● **What you will do**
All of the records below must be output exactly, with no pictures carried over.

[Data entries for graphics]
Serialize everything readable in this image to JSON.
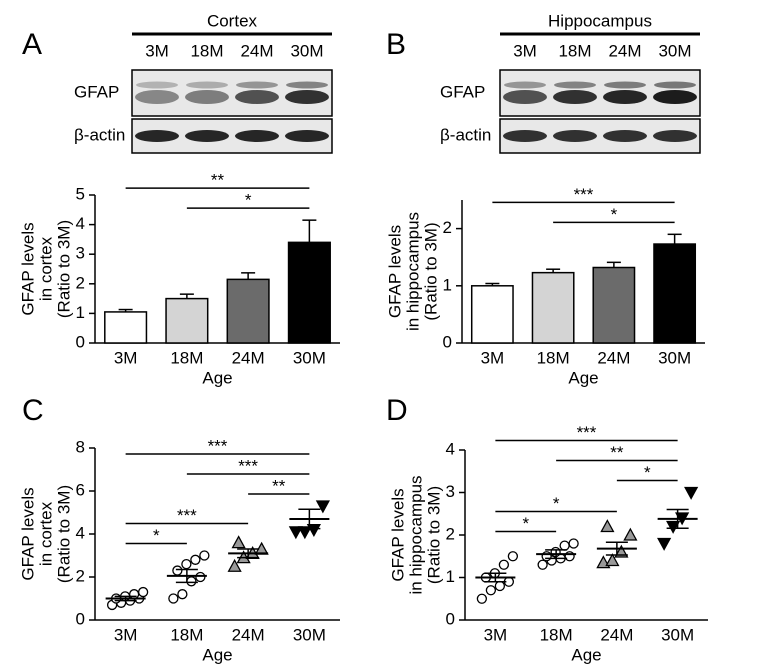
{
  "panel_labels": [
    "A",
    "B",
    "C",
    "D"
  ],
  "blots": [
    {
      "region": "Cortex",
      "lanes": [
        "3M",
        "18M",
        "24M",
        "30M"
      ],
      "rows": [
        "GFAP",
        "β-actin"
      ]
    },
    {
      "region": "Hippocampus",
      "lanes": [
        "3M",
        "18M",
        "24M",
        "30M"
      ],
      "rows": [
        "GFAP",
        "β-actin"
      ]
    }
  ],
  "chart_data": [
    {
      "type": "bar",
      "y_label": [
        "GFAP levels",
        "in cortex",
        "(Ratio to 3M)"
      ],
      "x_label": "Age",
      "categories": [
        "3M",
        "18M",
        "24M",
        "30M"
      ],
      "values": [
        1.05,
        1.5,
        2.15,
        3.4
      ],
      "errors": [
        0.08,
        0.15,
        0.22,
        0.75
      ],
      "colors": [
        "#ffffff",
        "#d4d4d4",
        "#6b6b6b",
        "#000000"
      ],
      "ylim": [
        0,
        5
      ],
      "yticks": [
        0,
        1,
        2,
        3,
        4,
        5
      ],
      "annotations": [
        {
          "from": "18M",
          "to": "30M",
          "label": "*"
        },
        {
          "from": "3M",
          "to": "30M",
          "label": "**"
        }
      ]
    },
    {
      "type": "bar",
      "y_label": [
        "GFAP levels",
        "in hippocampus",
        "(Ratio to 3M)"
      ],
      "x_label": "Age",
      "categories": [
        "3M",
        "18M",
        "24M",
        "30M"
      ],
      "values": [
        1.0,
        1.23,
        1.32,
        1.73
      ],
      "errors": [
        0.04,
        0.06,
        0.09,
        0.17
      ],
      "colors": [
        "#ffffff",
        "#d4d4d4",
        "#6b6b6b",
        "#000000"
      ],
      "ylim": [
        0,
        2.5
      ],
      "yticks": [
        0,
        1,
        2
      ],
      "annotations": [
        {
          "from": "18M",
          "to": "30M",
          "label": "*"
        },
        {
          "from": "3M",
          "to": "30M",
          "label": "***"
        }
      ]
    },
    {
      "type": "scatter",
      "y_label": [
        "GFAP levels",
        "in cortex",
        "(Ratio to 3M)"
      ],
      "x_label": "Age",
      "categories": [
        "3M",
        "18M",
        "24M",
        "30M"
      ],
      "points": [
        [
          0.7,
          0.8,
          0.9,
          1.0,
          1.0,
          1.1,
          1.2,
          1.3
        ],
        [
          1.0,
          1.2,
          1.8,
          2.0,
          2.3,
          2.6,
          2.8,
          3.0
        ],
        [
          2.5,
          2.9,
          3.1,
          3.3,
          3.6
        ],
        [
          4.1,
          4.1,
          4.2,
          5.3
        ]
      ],
      "means": [
        1.0,
        2.05,
        3.1,
        4.7
      ],
      "sems": [
        0.1,
        0.3,
        0.2,
        0.45
      ],
      "markers": [
        "circle",
        "circle",
        "triangle",
        "triangle-down"
      ],
      "marker_colors": [
        "#ffffff",
        "#ffffff",
        "#999999",
        "#000000"
      ],
      "ylim": [
        0,
        8
      ],
      "yticks": [
        0,
        2,
        4,
        6,
        8
      ],
      "annotations": [
        {
          "from": "3M",
          "to": "18M",
          "label": "*"
        },
        {
          "from": "3M",
          "to": "24M",
          "label": "***"
        },
        {
          "from": "24M",
          "to": "30M",
          "label": "**"
        },
        {
          "from": "18M",
          "to": "30M",
          "label": "***"
        },
        {
          "from": "3M",
          "to": "30M",
          "label": "***"
        }
      ]
    },
    {
      "type": "scatter",
      "y_label": [
        "GFAP levels",
        "in hippocampus",
        "(Ratio to 3M)"
      ],
      "x_label": "Age",
      "categories": [
        "3M",
        "18M",
        "24M",
        "30M"
      ],
      "points": [
        [
          0.5,
          0.7,
          0.8,
          0.9,
          1.0,
          1.1,
          1.3,
          1.5
        ],
        [
          1.3,
          1.4,
          1.45,
          1.5,
          1.5,
          1.6,
          1.75,
          1.8
        ],
        [
          1.35,
          1.4,
          1.6,
          2.0,
          2.2
        ],
        [
          1.8,
          2.2,
          2.4,
          3.0
        ]
      ],
      "means": [
        1.0,
        1.55,
        1.68,
        2.38
      ],
      "sems": [
        0.1,
        0.1,
        0.15,
        0.22
      ],
      "markers": [
        "circle",
        "circle",
        "triangle",
        "triangle-down"
      ],
      "marker_colors": [
        "#ffffff",
        "#ffffff",
        "#999999",
        "#000000"
      ],
      "ylim": [
        0,
        4
      ],
      "yticks": [
        0,
        1,
        2,
        3,
        4
      ],
      "annotations": [
        {
          "from": "3M",
          "to": "18M",
          "label": "*"
        },
        {
          "from": "3M",
          "to": "24M",
          "label": "*"
        },
        {
          "from": "24M",
          "to": "30M",
          "label": "*"
        },
        {
          "from": "18M",
          "to": "30M",
          "label": "**"
        },
        {
          "from": "3M",
          "to": "30M",
          "label": "***"
        }
      ]
    }
  ]
}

● **Task solution**
Serialize everything readable in this image to JSON.
{
  "panel_labels": [
    "A",
    "B",
    "C",
    "D"
  ],
  "blots": [
    {
      "region": "Cortex",
      "lanes": [
        "3M",
        "18M",
        "24M",
        "30M"
      ],
      "rows": [
        "GFAP",
        "β-actin"
      ]
    },
    {
      "region": "Hippocampus",
      "lanes": [
        "3M",
        "18M",
        "24M",
        "30M"
      ],
      "rows": [
        "GFAP",
        "β-actin"
      ]
    }
  ],
  "chart_data": [
    {
      "type": "bar",
      "y_label": [
        "GFAP levels",
        "in cortex",
        "(Ratio to 3M)"
      ],
      "x_label": "Age",
      "categories": [
        "3M",
        "18M",
        "24M",
        "30M"
      ],
      "values": [
        1.05,
        1.5,
        2.15,
        3.4
      ],
      "errors": [
        0.08,
        0.15,
        0.22,
        0.75
      ],
      "colors": [
        "#ffffff",
        "#d4d4d4",
        "#6b6b6b",
        "#000000"
      ],
      "ylim": [
        0,
        5
      ],
      "yticks": [
        0,
        1,
        2,
        3,
        4,
        5
      ],
      "annotations": [
        {
          "from": "18M",
          "to": "30M",
          "label": "*"
        },
        {
          "from": "3M",
          "to": "30M",
          "label": "**"
        }
      ]
    },
    {
      "type": "bar",
      "y_label": [
        "GFAP levels",
        "in hippocampus",
        "(Ratio to 3M)"
      ],
      "x_label": "Age",
      "categories": [
        "3M",
        "18M",
        "24M",
        "30M"
      ],
      "values": [
        1.0,
        1.23,
        1.32,
        1.73
      ],
      "errors": [
        0.04,
        0.06,
        0.09,
        0.17
      ],
      "colors": [
        "#ffffff",
        "#d4d4d4",
        "#6b6b6b",
        "#000000"
      ],
      "ylim": [
        0,
        2.5
      ],
      "yticks": [
        0,
        1,
        2
      ],
      "annotations": [
        {
          "from": "18M",
          "to": "30M",
          "label": "*"
        },
        {
          "from": "3M",
          "to": "30M",
          "label": "***"
        }
      ]
    },
    {
      "type": "scatter",
      "y_label": [
        "GFAP levels",
        "in cortex",
        "(Ratio to 3M)"
      ],
      "x_label": "Age",
      "categories": [
        "3M",
        "18M",
        "24M",
        "30M"
      ],
      "points": [
        [
          0.7,
          0.8,
          0.9,
          1.0,
          1.0,
          1.1,
          1.2,
          1.3
        ],
        [
          1.0,
          1.2,
          1.8,
          2.0,
          2.3,
          2.6,
          2.8,
          3.0
        ],
        [
          2.5,
          2.9,
          3.1,
          3.3,
          3.6
        ],
        [
          4.1,
          4.1,
          4.2,
          5.3
        ]
      ],
      "means": [
        1.0,
        2.05,
        3.1,
        4.7
      ],
      "sems": [
        0.1,
        0.3,
        0.2,
        0.45
      ],
      "markers": [
        "circle",
        "circle",
        "triangle",
        "triangle-down"
      ],
      "marker_colors": [
        "#ffffff",
        "#ffffff",
        "#999999",
        "#000000"
      ],
      "ylim": [
        0,
        8
      ],
      "yticks": [
        0,
        2,
        4,
        6,
        8
      ],
      "annotations": [
        {
          "from": "3M",
          "to": "18M",
          "label": "*"
        },
        {
          "from": "3M",
          "to": "24M",
          "label": "***"
        },
        {
          "from": "24M",
          "to": "30M",
          "label": "**"
        },
        {
          "from": "18M",
          "to": "30M",
          "label": "***"
        },
        {
          "from": "3M",
          "to": "30M",
          "label": "***"
        }
      ]
    },
    {
      "type": "scatter",
      "y_label": [
        "GFAP levels",
        "in hippocampus",
        "(Ratio to 3M)"
      ],
      "x_label": "Age",
      "categories": [
        "3M",
        "18M",
        "24M",
        "30M"
      ],
      "points": [
        [
          0.5,
          0.7,
          0.8,
          0.9,
          1.0,
          1.1,
          1.3,
          1.5
        ],
        [
          1.3,
          1.4,
          1.45,
          1.5,
          1.5,
          1.6,
          1.75,
          1.8
        ],
        [
          1.35,
          1.4,
          1.6,
          2.0,
          2.2
        ],
        [
          1.8,
          2.2,
          2.4,
          3.0
        ]
      ],
      "means": [
        1.0,
        1.55,
        1.68,
        2.38
      ],
      "sems": [
        0.1,
        0.1,
        0.15,
        0.22
      ],
      "markers": [
        "circle",
        "circle",
        "triangle",
        "triangle-down"
      ],
      "marker_colors": [
        "#ffffff",
        "#ffffff",
        "#999999",
        "#000000"
      ],
      "ylim": [
        0,
        4
      ],
      "yticks": [
        0,
        1,
        2,
        3,
        4
      ],
      "annotations": [
        {
          "from": "3M",
          "to": "18M",
          "label": "*"
        },
        {
          "from": "3M",
          "to": "24M",
          "label": "*"
        },
        {
          "from": "24M",
          "to": "30M",
          "label": "*"
        },
        {
          "from": "18M",
          "to": "30M",
          "label": "**"
        },
        {
          "from": "3M",
          "to": "30M",
          "label": "***"
        }
      ]
    }
  ]
}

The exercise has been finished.